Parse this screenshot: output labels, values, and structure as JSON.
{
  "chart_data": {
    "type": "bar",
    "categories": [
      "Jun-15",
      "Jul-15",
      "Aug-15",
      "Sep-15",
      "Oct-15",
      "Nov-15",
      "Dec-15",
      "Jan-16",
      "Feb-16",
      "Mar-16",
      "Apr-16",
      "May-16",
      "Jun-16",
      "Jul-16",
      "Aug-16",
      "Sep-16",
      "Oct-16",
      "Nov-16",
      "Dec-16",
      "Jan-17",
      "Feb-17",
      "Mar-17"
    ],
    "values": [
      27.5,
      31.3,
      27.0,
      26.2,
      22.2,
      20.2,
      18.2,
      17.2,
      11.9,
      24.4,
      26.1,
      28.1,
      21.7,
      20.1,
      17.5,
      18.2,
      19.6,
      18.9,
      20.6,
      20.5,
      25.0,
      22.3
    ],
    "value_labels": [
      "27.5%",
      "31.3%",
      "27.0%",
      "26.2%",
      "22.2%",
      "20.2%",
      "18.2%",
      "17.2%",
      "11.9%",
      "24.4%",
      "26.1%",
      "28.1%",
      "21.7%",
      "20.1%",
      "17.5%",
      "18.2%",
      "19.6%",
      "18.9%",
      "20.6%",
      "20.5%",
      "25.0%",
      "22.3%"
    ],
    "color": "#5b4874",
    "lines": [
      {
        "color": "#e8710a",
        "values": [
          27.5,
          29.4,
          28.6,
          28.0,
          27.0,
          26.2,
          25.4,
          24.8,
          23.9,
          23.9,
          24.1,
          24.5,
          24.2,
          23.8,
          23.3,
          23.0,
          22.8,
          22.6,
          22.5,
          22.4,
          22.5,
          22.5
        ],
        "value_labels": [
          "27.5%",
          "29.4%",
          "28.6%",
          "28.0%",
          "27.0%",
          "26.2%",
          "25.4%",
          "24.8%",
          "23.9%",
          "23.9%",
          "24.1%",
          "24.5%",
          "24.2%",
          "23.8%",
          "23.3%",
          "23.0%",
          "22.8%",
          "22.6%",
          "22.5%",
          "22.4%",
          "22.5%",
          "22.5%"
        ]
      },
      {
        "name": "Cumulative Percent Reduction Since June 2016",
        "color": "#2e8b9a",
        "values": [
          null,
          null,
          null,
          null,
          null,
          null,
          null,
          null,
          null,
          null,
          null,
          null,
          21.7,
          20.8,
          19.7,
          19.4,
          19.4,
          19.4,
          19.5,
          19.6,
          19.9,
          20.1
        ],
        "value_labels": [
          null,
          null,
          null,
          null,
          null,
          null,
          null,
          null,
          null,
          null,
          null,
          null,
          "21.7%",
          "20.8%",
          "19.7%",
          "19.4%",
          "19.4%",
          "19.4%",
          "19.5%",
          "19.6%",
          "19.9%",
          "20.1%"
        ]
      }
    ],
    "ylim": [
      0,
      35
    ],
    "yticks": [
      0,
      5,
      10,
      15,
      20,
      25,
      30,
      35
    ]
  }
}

Task prompt | Write out the records shown above, exactly as they appear.

Response |
Parse this screenshot: output labels, values, and structure as JSON.
{
  "chart_data": {
    "type": "bar",
    "categories": [
      "Jun-15",
      "Jul-15",
      "Aug-15",
      "Sep-15",
      "Oct-15",
      "Nov-15",
      "Dec-15",
      "Jan-16",
      "Feb-16",
      "Mar-16",
      "Apr-16",
      "May-16",
      "Jun-16",
      "Jul-16",
      "Aug-16",
      "Sep-16",
      "Oct-16",
      "Nov-16",
      "Dec-16",
      "Jan-17",
      "Feb-17",
      "Mar-17"
    ],
    "values": [
      27.5,
      31.3,
      27.0,
      26.2,
      22.2,
      20.2,
      18.2,
      17.2,
      11.9,
      24.4,
      26.1,
      28.1,
      21.7,
      20.1,
      17.5,
      18.2,
      19.6,
      18.9,
      20.6,
      20.5,
      25.0,
      22.3
    ],
    "value_labels": [
      "27.5%",
      "31.3%",
      "27.0%",
      "26.2%",
      "22.2%",
      "20.2%",
      "18.2%",
      "17.2%",
      "11.9%",
      "24.4%",
      "26.1%",
      "28.1%",
      "21.7%",
      "20.1%",
      "17.5%",
      "18.2%",
      "19.6%",
      "18.9%",
      "20.6%",
      "20.5%",
      "25.0%",
      "22.3%"
    ],
    "color": "#5b4874",
    "lines": [
      {
        "color": "#e8710a",
        "values": [
          27.5,
          29.4,
          28.6,
          28.0,
          27.0,
          26.2,
          25.4,
          24.8,
          23.9,
          23.9,
          24.1,
          24.5,
          24.2,
          23.8,
          23.3,
          23.0,
          22.8,
          22.6,
          22.5,
          22.4,
          22.5,
          22.5
        ],
        "value_labels": [
          "27.5%",
          "29.4%",
          "28.6%",
          "28.0%",
          "27.0%",
          "26.2%",
          "25.4%",
          "24.8%",
          "23.9%",
          "23.9%",
          "24.1%",
          "24.5%",
          "24.2%",
          "23.8%",
          "23.3%",
          "23.0%",
          "22.8%",
          "22.6%",
          "22.5%",
          "22.4%",
          "22.5%",
          "22.5%"
        ]
      },
      {
        "name": "Cumulative Percent Reduction Since June 2016",
        "color": "#2e8b9a",
        "values": [
          null,
          null,
          null,
          null,
          null,
          null,
          null,
          null,
          null,
          null,
          null,
          null,
          21.7,
          20.8,
          19.7,
          19.4,
          19.4,
          19.4,
          19.5,
          19.6,
          19.9,
          20.1
        ],
        "value_labels": [
          null,
          null,
          null,
          null,
          null,
          null,
          null,
          null,
          null,
          null,
          null,
          null,
          "21.7%",
          "20.8%",
          "19.7%",
          "19.4%",
          "19.4%",
          "19.4%",
          "19.5%",
          "19.6%",
          "19.9%",
          "20.1%"
        ]
      }
    ],
    "ylim": [
      0,
      35
    ],
    "yticks": [
      0,
      5,
      10,
      15,
      20,
      25,
      30,
      35
    ]
  }
}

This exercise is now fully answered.